Task goal: Transcribe the records below exactly.

++++ Provided records

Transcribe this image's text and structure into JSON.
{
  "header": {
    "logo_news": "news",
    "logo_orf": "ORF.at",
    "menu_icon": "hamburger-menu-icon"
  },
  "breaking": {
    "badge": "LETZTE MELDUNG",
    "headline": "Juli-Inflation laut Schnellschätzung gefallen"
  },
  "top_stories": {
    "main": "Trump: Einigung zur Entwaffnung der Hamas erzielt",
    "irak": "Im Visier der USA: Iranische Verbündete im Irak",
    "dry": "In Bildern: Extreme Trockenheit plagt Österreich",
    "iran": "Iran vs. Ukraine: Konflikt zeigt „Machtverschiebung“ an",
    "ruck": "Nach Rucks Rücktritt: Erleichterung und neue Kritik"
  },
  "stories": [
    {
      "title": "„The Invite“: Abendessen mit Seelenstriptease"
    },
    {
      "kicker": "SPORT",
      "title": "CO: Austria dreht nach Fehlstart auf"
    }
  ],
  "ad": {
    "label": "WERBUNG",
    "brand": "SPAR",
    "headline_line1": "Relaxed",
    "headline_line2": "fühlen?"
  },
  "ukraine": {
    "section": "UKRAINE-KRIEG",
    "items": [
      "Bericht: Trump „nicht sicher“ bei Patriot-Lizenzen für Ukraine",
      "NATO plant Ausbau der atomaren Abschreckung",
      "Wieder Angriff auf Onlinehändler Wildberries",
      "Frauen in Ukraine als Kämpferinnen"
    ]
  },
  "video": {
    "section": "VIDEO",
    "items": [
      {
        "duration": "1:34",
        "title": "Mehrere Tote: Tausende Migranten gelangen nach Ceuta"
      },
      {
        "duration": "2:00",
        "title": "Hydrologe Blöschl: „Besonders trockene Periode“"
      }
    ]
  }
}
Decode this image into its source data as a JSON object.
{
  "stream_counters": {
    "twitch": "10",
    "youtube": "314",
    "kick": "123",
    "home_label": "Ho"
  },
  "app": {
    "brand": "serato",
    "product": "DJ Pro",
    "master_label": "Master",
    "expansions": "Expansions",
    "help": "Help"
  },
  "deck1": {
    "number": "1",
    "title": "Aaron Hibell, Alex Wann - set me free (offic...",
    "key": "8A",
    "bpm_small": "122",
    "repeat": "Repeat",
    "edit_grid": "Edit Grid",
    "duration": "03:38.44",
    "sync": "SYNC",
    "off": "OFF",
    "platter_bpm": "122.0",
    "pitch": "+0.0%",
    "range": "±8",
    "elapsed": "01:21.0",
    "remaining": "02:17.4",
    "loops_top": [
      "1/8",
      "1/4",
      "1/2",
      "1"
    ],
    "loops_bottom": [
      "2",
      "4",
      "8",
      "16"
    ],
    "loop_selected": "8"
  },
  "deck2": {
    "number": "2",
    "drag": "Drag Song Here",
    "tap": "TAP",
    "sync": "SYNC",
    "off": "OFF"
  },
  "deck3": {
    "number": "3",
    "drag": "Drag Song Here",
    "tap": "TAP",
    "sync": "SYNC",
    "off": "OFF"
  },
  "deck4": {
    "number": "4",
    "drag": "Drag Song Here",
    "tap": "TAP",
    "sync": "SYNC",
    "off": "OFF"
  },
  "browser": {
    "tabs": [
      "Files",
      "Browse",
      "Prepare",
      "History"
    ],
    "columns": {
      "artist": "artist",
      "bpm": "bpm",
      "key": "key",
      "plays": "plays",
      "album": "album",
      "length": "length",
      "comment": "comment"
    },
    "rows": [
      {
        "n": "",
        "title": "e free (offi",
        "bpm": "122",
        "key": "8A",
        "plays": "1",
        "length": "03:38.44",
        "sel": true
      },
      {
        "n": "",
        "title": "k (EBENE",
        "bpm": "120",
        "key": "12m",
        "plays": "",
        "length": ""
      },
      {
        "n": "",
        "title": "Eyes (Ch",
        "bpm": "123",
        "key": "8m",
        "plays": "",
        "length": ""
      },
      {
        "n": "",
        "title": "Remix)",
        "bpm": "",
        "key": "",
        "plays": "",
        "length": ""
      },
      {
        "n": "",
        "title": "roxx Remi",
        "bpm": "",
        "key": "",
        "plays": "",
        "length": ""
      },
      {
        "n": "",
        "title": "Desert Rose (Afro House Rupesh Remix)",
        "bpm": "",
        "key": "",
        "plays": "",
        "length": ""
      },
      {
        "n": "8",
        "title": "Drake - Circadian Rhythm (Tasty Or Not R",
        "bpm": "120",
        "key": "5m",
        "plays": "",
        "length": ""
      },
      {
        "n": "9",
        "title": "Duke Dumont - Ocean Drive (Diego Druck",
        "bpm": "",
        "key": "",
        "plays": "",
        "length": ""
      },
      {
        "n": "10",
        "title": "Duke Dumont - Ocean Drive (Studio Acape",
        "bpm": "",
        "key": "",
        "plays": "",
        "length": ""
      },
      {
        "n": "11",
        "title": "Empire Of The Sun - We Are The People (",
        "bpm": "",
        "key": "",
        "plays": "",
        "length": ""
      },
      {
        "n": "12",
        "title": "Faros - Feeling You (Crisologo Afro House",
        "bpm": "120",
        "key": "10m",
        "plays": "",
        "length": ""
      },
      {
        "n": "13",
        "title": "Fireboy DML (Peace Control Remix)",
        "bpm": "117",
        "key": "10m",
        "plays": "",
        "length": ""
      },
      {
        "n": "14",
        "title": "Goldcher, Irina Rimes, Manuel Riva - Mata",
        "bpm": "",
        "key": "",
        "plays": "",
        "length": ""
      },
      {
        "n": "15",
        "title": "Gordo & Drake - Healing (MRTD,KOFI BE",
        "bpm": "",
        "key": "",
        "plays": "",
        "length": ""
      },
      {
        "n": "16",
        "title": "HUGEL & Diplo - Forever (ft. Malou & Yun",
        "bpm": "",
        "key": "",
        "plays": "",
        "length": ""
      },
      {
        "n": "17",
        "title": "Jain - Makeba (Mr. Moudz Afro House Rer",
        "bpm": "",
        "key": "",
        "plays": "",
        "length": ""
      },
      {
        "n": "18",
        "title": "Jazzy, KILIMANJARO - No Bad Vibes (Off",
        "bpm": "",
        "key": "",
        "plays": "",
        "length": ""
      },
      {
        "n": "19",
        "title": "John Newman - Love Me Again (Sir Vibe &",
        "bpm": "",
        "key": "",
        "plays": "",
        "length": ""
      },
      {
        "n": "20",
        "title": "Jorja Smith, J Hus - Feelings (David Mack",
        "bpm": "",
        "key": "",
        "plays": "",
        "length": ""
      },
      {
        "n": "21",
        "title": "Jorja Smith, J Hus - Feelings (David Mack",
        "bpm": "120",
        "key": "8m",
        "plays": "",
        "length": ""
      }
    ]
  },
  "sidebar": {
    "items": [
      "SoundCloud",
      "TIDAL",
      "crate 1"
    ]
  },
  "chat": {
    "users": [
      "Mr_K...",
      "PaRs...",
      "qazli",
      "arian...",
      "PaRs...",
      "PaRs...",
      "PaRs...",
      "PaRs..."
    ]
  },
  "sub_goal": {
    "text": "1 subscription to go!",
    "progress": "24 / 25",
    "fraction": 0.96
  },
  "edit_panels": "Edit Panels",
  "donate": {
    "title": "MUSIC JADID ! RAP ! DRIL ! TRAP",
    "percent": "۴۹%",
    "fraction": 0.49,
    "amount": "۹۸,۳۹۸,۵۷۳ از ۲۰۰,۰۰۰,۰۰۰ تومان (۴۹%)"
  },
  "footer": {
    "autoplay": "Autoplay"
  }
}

++++++++

Result of this exercise:
Transcribe this image's text and structure into JSON.
{
  "header": {
    "logo_news": "news",
    "logo_orf": "ORF.at",
    "menu_icon": "hamburger-menu-icon"
  },
  "breaking": {
    "badge": "LETZTE MELDUNG",
    "headline": "Juli-Inflation laut Schnellschätzung gefallen"
  },
  "top_stories": {
    "main": "Trump: Einigung zur Entwaffnung der Hamas erzielt",
    "irak": "Im Visier der USA: Iranische Verbündete im Irak",
    "dry": "In Bildern: Extreme Trockenheit plagt Österreich",
    "iran": "Iran vs. Ukraine: Konflikt zeigt „Machtverschiebung“ an",
    "ruck": "Nach Rucks Rücktritt: Erleichterung und neue Kritik"
  },
  "stories": [
    {
      "title": "„The Invite“: Abendessen mit Seelenstriptease"
    },
    {
      "kicker": "SPORT",
      "title": "CO: Austria dreht nach Fehlstart auf"
    }
  ],
  "ad": {
    "label": "WERBUNG",
    "brand": "SPAR",
    "headline_line1": "Relaxed",
    "headline_line2": "fühlen?"
  },
  "ukraine": {
    "section": "UKRAINE-KRIEG",
    "items": [
      "Bericht: Trump „nicht sicher“ bei Patriot-Lizenzen für Ukraine",
      "NATO plant Ausbau der atomaren Abschreckung",
      "Wieder Angriff auf Onlinehändler Wildberries",
      "Frauen in Ukraine als Kämpferinnen"
    ]
  },
  "video": {
    "section": "VIDEO",
    "items": [
      {
        "duration": "1:34",
        "title": "Mehrere Tote: Tausende Migranten gelangen nach Ceuta"
      },
      {
        "duration": "2:00",
        "title": "Hydrologe Blöschl: „Besonders trockene Periode“"
      }
    ]
  }
}
Decode this image into its source data as a JSON object.
{
  "stream_counters": {
    "twitch": "10",
    "youtube": "314",
    "kick": "123",
    "home_label": "Ho"
  },
  "app": {
    "brand": "serato",
    "product": "DJ Pro",
    "master_label": "Master",
    "expansions": "Expansions",
    "help": "Help"
  },
  "deck1": {
    "number": "1",
    "title": "Aaron Hibell, Alex Wann - set me free (offic...",
    "key": "8A",
    "bpm_small": "122",
    "repeat": "Repeat",
    "edit_grid": "Edit Grid",
    "duration": "03:38.44",
    "sync": "SYNC",
    "off": "OFF",
    "platter_bpm": "122.0",
    "pitch": "+0.0%",
    "range": "±8",
    "elapsed": "01:21.0",
    "remaining": "02:17.4",
    "loops_top": [
      "1/8",
      "1/4",
      "1/2",
      "1"
    ],
    "loops_bottom": [
      "2",
      "4",
      "8",
      "16"
    ],
    "loop_selected": "8"
  },
  "deck2": {
    "number": "2",
    "drag": "Drag Song Here",
    "tap": "TAP",
    "sync": "SYNC",
    "off": "OFF"
  },
  "deck3": {
    "number": "3",
    "drag": "Drag Song Here",
    "tap": "TAP",
    "sync": "SYNC",
    "off": "OFF"
  },
  "deck4": {
    "number": "4",
    "drag": "Drag Song Here",
    "tap": "TAP",
    "sync": "SYNC",
    "off": "OFF"
  },
  "browser": {
    "tabs": [
      "Files",
      "Browse",
      "Prepare",
      "History"
    ],
    "columns": {
      "artist": "artist",
      "bpm": "bpm",
      "key": "key",
      "plays": "plays",
      "album": "album",
      "length": "length",
      "comment": "comment"
    },
    "rows": [
      {
        "n": "",
        "title": "e free (offi",
        "bpm": "122",
        "key": "8A",
        "plays": "1",
        "length": "03:38.44",
        "sel": true
      },
      {
        "n": "",
        "title": "k (EBENE",
        "bpm": "120",
        "key": "12m",
        "plays": "",
        "length": ""
      },
      {
        "n": "",
        "title": "Eyes (Ch",
        "bpm": "123",
        "key": "8m",
        "plays": "",
        "length": ""
      },
      {
        "n": "",
        "title": "Remix)",
        "bpm": "",
        "key": "",
        "plays": "",
        "length": ""
      },
      {
        "n": "",
        "title": "roxx Remi",
        "bpm": "",
        "key": "",
        "plays": "",
        "length": ""
      },
      {
        "n": "",
        "title": "Desert Rose (Afro House Rupesh Remix)",
        "bpm": "",
        "key": "",
        "plays": "",
        "length": ""
      },
      {
        "n": "8",
        "title": "Drake - Circadian Rhythm (Tasty Or Not R",
        "bpm": "120",
        "key": "5m",
        "plays": "",
        "length": ""
      },
      {
        "n": "9",
        "title": "Duke Dumont - Ocean Drive (Diego Druck",
        "bpm": "",
        "key": "",
        "plays": "",
        "length": ""
      },
      {
        "n": "10",
        "title": "Duke Dumont - Ocean Drive (Studio Acape",
        "bpm": "",
        "key": "",
        "plays": "",
        "length": ""
      },
      {
        "n": "11",
        "title": "Empire Of The Sun - We Are The People (",
        "bpm": "",
        "key": "",
        "plays": "",
        "length": ""
      },
      {
        "n": "12",
        "title": "Faros - Feeling You (Crisologo Afro House",
        "bpm": "120",
        "key": "10m",
        "plays": "",
        "length": ""
      },
      {
        "n": "13",
        "title": "Fireboy DML (Peace Control Remix)",
        "bpm": "117",
        "key": "10m",
        "plays": "",
        "length": ""
      },
      {
        "n": "14",
        "title": "Goldcher, Irina Rimes, Manuel Riva - Mata",
        "bpm": "",
        "key": "",
        "plays": "",
        "length": ""
      },
      {
        "n": "15",
        "title": "Gordo & Drake - Healing (MRTD,KOFI BE",
        "bpm": "",
        "key": "",
        "plays": "",
        "length": ""
      },
      {
        "n": "16",
        "title": "HUGEL & Diplo - Forever (ft. Malou & Yun",
        "bpm": "",
        "key": "",
        "plays": "",
        "length": ""
      },
      {
        "n": "17",
        "title": "Jain - Makeba (Mr. Moudz Afro House Rer",
        "bpm": "",
        "key": "",
        "plays": "",
        "length": ""
      },
      {
        "n": "18",
        "title": "Jazzy, KILIMANJARO - No Bad Vibes (Off",
        "bpm": "",
        "key": "",
        "plays": "",
        "length": ""
      },
      {
        "n": "19",
        "title": "John Newman - Love Me Again (Sir Vibe &",
        "bpm": "",
        "key": "",
        "plays": "",
        "length": ""
      },
      {
        "n": "20",
        "title": "Jorja Smith, J Hus - Feelings (David Mack",
        "bpm": "",
        "key": "",
        "plays": "",
        "length": ""
      },
      {
        "n": "21",
        "title": "Jorja Smith, J Hus - Feelings (David Mack",
        "bpm": "120",
        "key": "8m",
        "plays": "",
        "length": ""
      }
    ]
  },
  "sidebar": {
    "items": [
      "SoundCloud",
      "TIDAL",
      "crate 1"
    ]
  },
  "chat": {
    "users": [
      "Mr_K...",
      "PaRs...",
      "qazli",
      "arian...",
      "PaRs...",
      "PaRs...",
      "PaRs...",
      "PaRs..."
    ]
  },
  "sub_goal": {
    "text": "1 subscription to go!",
    "progress": "24 / 25",
    "fraction": 0.96
  },
  "edit_panels": "Edit Panels",
  "donate": {
    "title": "MUSIC JADID ! RAP ! DRIL ! TRAP",
    "percent": "۴۹%",
    "fraction": 0.49,
    "amount": "۹۸,۳۹۸,۵۷۳ از ۲۰۰,۰۰۰,۰۰۰ تومان (۴۹%)"
  },
  "footer": {
    "autoplay": "Autoplay"
  }
}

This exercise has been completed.